* [Exercise prompt]:
Reproduce verbatim every line from the one that includes "Convert this chart to structured JSON data." to the closing line of the entries; omit everything before it.

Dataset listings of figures

□ □ □

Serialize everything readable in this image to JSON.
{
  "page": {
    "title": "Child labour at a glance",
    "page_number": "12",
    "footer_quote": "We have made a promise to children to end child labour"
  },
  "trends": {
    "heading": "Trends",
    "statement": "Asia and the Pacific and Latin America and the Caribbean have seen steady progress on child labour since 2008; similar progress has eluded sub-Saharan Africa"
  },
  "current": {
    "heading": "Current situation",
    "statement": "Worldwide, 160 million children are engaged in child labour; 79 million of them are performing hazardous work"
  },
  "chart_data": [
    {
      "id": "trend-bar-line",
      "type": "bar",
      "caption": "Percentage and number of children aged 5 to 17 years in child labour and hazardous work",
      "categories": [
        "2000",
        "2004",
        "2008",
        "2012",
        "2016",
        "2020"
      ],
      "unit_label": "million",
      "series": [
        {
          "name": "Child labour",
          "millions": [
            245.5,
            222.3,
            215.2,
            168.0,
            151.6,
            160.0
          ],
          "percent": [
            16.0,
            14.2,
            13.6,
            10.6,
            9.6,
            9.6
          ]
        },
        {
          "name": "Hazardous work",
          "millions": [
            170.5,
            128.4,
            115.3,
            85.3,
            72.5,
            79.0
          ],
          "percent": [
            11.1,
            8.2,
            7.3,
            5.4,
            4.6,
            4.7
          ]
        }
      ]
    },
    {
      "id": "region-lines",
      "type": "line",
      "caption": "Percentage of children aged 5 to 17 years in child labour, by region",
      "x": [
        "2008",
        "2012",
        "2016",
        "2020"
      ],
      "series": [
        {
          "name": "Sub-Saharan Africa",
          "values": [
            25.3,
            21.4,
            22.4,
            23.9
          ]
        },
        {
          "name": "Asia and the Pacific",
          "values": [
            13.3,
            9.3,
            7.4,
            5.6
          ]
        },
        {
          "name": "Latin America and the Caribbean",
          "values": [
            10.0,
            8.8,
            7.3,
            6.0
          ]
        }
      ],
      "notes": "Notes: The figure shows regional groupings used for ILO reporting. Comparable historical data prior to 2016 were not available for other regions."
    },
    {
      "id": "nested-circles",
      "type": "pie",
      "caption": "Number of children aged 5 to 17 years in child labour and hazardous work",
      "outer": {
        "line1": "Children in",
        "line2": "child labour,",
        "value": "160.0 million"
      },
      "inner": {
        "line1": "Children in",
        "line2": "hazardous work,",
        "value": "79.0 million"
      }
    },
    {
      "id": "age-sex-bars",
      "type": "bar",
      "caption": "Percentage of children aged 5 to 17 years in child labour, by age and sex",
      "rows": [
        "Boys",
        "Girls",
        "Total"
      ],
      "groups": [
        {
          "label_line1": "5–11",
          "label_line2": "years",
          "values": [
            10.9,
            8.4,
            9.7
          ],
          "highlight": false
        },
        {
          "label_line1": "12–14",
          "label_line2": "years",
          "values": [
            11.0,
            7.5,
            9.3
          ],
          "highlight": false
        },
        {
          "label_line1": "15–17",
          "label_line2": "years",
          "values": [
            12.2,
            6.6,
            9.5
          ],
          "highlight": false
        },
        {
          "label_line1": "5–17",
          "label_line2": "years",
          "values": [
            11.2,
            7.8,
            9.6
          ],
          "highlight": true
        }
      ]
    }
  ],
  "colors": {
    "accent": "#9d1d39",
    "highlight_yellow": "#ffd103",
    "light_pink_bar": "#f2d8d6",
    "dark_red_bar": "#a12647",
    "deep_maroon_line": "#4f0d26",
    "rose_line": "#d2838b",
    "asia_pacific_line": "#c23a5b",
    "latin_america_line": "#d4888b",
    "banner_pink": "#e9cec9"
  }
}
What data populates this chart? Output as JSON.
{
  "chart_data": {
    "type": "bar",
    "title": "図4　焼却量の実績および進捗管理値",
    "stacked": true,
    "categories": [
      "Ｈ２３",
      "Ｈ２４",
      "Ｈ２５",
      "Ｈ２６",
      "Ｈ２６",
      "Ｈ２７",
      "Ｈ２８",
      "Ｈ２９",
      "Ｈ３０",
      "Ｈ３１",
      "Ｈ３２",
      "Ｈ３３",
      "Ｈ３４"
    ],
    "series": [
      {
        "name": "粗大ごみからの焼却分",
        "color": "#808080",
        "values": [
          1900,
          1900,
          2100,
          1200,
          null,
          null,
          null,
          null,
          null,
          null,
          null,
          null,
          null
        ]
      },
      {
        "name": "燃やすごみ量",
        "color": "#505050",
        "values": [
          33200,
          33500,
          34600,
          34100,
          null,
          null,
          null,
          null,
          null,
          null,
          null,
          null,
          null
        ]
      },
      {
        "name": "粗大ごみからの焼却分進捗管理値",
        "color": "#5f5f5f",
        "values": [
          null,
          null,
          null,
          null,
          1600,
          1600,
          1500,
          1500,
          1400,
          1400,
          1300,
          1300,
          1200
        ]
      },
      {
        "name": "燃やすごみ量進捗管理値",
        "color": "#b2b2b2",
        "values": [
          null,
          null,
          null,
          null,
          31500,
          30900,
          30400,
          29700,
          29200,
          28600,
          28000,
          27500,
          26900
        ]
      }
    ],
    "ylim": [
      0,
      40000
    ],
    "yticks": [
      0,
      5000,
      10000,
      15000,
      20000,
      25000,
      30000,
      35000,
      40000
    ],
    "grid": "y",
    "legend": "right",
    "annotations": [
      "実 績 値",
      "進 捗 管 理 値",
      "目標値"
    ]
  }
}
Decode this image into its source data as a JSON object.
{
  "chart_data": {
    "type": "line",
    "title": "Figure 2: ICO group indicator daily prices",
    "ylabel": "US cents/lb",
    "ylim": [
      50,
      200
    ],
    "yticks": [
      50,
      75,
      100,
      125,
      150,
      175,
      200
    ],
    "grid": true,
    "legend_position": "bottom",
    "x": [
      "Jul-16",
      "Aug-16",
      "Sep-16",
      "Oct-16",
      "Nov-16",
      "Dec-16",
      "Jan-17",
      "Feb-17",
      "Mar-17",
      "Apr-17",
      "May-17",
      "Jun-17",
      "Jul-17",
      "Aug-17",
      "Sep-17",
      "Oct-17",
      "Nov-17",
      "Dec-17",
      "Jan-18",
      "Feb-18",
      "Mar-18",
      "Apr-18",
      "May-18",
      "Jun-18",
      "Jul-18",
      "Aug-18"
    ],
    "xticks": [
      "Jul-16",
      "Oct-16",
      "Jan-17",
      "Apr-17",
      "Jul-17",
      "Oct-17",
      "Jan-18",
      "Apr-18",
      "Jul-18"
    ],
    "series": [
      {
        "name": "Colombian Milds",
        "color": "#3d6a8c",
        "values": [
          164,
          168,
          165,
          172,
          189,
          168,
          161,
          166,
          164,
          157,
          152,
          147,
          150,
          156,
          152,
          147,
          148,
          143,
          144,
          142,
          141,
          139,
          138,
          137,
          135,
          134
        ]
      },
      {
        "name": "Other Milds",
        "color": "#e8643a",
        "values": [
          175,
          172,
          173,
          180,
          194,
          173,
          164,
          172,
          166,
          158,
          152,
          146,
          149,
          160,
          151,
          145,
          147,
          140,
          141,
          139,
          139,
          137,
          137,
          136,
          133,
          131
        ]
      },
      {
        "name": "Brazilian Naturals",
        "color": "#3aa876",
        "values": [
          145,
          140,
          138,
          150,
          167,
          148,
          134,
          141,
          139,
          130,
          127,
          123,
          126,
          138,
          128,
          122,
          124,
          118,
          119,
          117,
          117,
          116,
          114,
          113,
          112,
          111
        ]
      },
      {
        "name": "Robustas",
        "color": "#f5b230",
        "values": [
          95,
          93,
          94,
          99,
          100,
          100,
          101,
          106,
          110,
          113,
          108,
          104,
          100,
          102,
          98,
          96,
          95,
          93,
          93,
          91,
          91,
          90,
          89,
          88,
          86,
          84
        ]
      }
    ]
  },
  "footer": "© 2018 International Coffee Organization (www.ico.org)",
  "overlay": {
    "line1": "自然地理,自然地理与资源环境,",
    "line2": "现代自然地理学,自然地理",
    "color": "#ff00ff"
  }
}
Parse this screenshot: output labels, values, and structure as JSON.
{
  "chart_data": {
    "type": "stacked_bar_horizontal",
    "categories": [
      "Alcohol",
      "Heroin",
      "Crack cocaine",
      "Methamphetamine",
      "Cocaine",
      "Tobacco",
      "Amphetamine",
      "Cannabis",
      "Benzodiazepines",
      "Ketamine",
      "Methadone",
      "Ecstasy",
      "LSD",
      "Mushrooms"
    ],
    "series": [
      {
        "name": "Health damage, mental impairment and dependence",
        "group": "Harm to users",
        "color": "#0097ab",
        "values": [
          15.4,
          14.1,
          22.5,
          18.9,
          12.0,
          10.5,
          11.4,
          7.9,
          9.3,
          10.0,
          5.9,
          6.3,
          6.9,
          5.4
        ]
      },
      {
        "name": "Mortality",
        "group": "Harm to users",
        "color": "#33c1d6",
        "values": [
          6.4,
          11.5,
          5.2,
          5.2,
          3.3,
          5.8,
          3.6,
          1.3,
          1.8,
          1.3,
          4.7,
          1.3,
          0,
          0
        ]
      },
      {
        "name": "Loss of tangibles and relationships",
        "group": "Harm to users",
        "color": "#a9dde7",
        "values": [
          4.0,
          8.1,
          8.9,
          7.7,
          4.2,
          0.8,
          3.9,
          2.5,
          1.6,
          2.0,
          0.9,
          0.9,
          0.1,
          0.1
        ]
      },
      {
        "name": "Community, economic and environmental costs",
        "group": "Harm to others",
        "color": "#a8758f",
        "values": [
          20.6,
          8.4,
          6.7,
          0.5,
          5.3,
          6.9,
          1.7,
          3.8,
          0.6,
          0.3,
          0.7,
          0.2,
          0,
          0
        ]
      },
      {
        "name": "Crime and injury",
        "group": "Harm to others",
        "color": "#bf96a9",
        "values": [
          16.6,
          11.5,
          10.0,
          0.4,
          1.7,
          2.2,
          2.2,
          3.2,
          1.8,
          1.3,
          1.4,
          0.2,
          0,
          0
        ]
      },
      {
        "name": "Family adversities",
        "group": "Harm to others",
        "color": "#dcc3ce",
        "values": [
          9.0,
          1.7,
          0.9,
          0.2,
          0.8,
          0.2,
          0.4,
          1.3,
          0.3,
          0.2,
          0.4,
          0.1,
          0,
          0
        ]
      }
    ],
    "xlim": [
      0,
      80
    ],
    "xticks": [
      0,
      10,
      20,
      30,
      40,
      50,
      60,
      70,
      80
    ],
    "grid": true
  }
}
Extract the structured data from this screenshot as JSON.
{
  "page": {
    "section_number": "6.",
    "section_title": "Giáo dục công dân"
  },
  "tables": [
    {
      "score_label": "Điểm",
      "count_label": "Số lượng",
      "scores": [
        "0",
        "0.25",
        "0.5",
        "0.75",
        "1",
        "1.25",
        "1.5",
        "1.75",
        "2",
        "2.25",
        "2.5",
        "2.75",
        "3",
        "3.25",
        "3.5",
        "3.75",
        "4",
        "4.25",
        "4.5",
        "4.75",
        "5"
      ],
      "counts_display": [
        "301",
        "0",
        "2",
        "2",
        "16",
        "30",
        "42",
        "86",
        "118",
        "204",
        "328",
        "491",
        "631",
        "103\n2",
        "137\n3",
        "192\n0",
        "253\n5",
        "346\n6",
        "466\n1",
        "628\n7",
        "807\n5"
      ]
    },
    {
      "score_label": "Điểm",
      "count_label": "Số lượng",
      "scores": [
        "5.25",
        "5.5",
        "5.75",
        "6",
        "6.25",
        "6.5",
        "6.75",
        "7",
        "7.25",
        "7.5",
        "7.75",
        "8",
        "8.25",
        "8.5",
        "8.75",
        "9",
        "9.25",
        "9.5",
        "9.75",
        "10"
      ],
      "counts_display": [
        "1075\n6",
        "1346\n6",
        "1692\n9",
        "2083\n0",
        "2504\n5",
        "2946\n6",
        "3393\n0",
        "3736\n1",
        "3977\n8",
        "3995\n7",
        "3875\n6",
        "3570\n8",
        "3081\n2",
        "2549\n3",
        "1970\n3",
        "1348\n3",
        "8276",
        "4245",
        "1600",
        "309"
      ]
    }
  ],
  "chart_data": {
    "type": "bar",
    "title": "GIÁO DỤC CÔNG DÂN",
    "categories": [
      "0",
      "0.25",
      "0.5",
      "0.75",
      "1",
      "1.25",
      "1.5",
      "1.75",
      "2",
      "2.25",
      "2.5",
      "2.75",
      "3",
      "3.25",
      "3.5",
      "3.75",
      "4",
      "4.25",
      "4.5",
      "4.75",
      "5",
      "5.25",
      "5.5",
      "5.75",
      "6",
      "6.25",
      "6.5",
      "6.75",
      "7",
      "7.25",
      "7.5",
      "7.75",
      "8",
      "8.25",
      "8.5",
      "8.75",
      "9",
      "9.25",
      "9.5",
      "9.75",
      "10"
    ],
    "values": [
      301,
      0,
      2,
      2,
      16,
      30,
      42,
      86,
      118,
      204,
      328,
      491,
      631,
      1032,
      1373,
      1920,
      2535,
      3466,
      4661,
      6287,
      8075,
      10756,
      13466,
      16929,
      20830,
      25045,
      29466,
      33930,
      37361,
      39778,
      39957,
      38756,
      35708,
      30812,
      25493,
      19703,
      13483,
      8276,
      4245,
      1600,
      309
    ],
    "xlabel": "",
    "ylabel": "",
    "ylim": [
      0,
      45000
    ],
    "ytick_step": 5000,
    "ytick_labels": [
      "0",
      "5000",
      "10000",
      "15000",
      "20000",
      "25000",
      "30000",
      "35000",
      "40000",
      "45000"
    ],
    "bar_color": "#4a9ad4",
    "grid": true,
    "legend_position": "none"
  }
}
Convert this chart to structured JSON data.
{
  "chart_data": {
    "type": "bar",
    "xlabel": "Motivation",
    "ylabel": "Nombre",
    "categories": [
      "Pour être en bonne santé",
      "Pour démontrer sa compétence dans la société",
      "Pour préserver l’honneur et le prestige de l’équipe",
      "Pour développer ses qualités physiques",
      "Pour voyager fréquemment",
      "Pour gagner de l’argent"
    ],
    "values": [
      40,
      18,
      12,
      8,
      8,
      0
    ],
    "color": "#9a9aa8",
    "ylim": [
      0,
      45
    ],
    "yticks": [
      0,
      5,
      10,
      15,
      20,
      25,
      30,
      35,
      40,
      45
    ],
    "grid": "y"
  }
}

□ □ □

* [Task solution]:
Convert this chart to structured JSON data.
{
  "chart_data": {
    "type": "bar",
    "xlabel": "Motivation",
    "ylabel": "Nombre",
    "categories": [
      "Pour être en bonne santé",
      "Pour démontrer sa compétence dans la société",
      "Pour préserver l’honneur et le prestige de l’équipe",
      "Pour développer ses qualités physiques",
      "Pour voyager fréquemment",
      "Pour gagner de l’argent"
    ],
    "values": [
      40,
      18,
      12,
      8,
      8,
      0
    ],
    "color": "#9a9aa8",
    "ylim": [
      0,
      45
    ],
    "yticks": [
      0,
      5,
      10,
      15,
      20,
      25,
      30,
      35,
      40,
      45
    ],
    "grid": "y"
  }
}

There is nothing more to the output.